THE PROBLEM »
Filter these entries so that only lines with the word "color" remain.
⁂
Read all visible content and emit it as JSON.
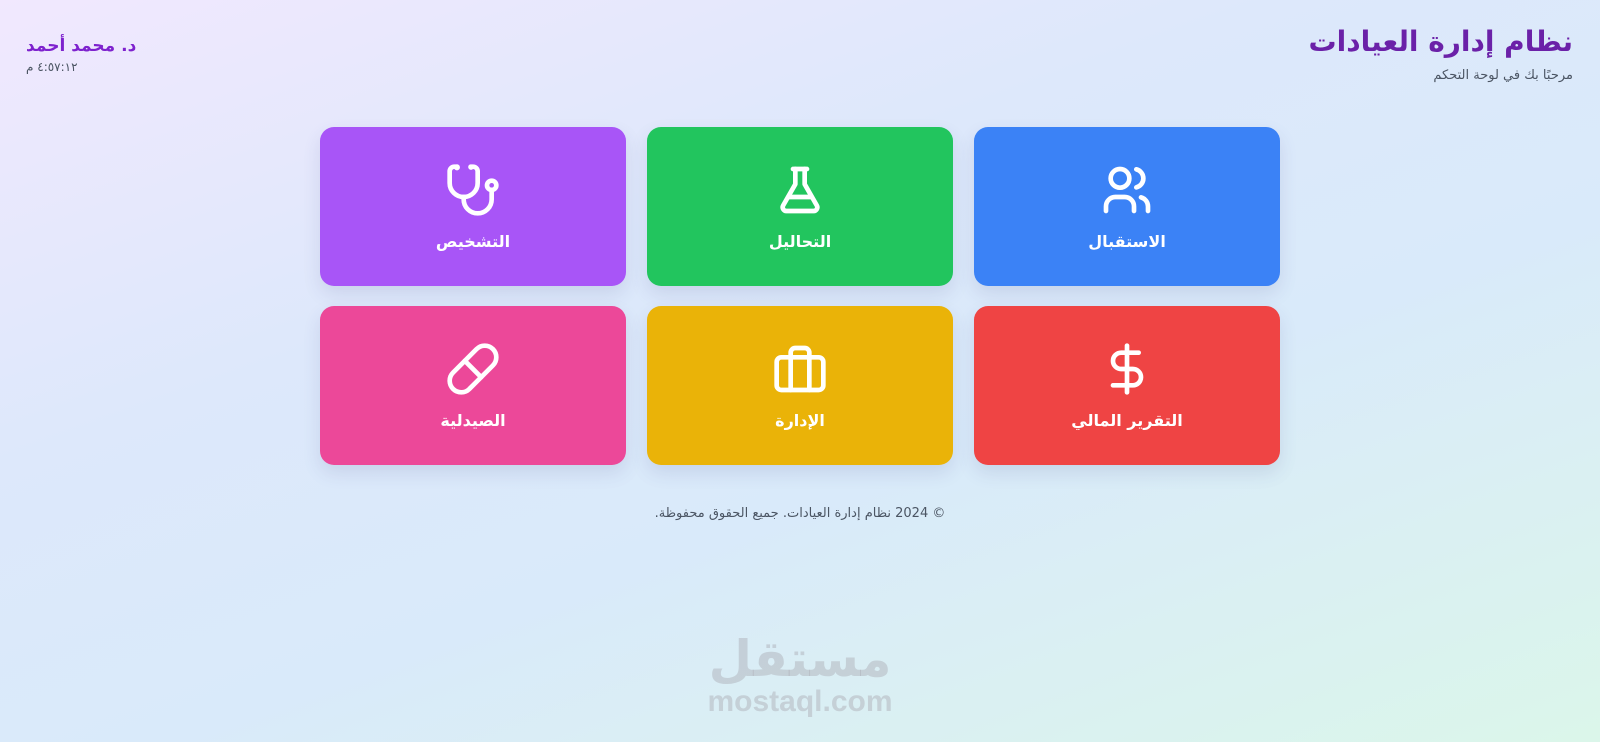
{
  "header": {
    "title": "نظام إدارة العيادات",
    "subtitle": "مرحبًا بك في لوحة التحكم",
    "user_name": "د. محمد أحمد",
    "time": "٤:٥٧:١٢ م"
  },
  "cards": [
    {
      "label": "الاستقبال",
      "icon": "users-icon",
      "color": "#3b82f6"
    },
    {
      "label": "التحاليل",
      "icon": "flask-icon",
      "color": "#22c55e"
    },
    {
      "label": "التشخيص",
      "icon": "stethoscope-icon",
      "color": "#a855f7"
    },
    {
      "label": "التقرير المالي",
      "icon": "dollar-icon",
      "color": "#ef4444"
    },
    {
      "label": "الإدارة",
      "icon": "briefcase-icon",
      "color": "#eab308"
    },
    {
      "label": "الصيدلية",
      "icon": "pill-icon",
      "color": "#ec4899"
    }
  ],
  "footer": {
    "text": "© 2024 نظام إدارة العيادات. جميع الحقوق محفوظة."
  },
  "watermark": {
    "arabic": "مستقل",
    "latin": "mostaql.com"
  }
}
⁂
ANSWER TO THE PROBLEM »
      "color": "#3b82f6"
      "color": "#22c55e"
      "color": "#a855f7"
      "color": "#ef4444"
      "color": "#eab308"
      "color": "#ec4899"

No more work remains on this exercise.